### Requirement
Among the following entries, count the lines that contain "icon" and report only the result.

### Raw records
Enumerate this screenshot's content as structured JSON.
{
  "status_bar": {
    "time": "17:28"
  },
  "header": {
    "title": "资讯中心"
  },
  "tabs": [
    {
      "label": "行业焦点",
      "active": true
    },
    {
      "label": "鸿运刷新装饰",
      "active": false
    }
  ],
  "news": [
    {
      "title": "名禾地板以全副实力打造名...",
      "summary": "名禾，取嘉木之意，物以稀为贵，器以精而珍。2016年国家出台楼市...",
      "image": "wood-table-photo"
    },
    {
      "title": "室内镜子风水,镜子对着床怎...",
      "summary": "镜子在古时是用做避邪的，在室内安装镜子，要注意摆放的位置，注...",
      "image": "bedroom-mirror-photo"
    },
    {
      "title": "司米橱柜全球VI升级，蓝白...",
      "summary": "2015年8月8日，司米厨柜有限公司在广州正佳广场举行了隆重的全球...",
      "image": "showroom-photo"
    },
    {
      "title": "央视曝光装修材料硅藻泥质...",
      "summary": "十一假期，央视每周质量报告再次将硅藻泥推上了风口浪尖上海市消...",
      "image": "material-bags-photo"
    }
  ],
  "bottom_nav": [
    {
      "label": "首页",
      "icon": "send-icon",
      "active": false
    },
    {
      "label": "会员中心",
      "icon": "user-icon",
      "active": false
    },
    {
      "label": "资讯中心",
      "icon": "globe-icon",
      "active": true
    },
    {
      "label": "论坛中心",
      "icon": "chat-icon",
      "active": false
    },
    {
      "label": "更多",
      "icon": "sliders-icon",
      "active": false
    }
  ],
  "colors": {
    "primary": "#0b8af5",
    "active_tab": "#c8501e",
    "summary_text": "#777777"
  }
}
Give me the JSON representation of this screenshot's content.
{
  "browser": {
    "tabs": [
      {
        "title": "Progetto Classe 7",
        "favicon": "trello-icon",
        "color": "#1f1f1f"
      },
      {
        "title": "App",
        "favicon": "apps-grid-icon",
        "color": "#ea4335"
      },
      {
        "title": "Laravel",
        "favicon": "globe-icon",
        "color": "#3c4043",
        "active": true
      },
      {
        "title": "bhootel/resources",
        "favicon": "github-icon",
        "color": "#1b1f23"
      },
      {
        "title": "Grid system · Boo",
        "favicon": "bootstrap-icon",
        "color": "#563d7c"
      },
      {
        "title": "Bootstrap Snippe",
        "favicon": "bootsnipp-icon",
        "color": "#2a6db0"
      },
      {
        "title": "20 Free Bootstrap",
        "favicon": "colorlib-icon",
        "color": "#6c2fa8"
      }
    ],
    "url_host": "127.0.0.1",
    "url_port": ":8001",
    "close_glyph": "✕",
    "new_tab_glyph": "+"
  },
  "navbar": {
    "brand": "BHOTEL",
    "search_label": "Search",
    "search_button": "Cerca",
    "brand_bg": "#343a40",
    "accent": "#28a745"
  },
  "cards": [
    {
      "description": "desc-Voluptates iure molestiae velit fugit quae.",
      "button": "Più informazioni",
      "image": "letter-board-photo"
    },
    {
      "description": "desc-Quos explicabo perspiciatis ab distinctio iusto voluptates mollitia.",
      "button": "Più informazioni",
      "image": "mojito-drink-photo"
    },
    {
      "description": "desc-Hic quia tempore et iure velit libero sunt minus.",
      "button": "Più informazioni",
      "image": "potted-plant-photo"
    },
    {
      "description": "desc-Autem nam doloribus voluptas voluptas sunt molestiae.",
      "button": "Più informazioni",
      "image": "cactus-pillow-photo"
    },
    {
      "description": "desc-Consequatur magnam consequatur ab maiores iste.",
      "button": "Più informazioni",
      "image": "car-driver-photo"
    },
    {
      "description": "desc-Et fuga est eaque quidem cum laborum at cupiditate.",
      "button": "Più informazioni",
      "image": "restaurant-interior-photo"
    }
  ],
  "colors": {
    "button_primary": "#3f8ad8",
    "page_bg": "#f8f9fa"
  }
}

### Completed exercise
12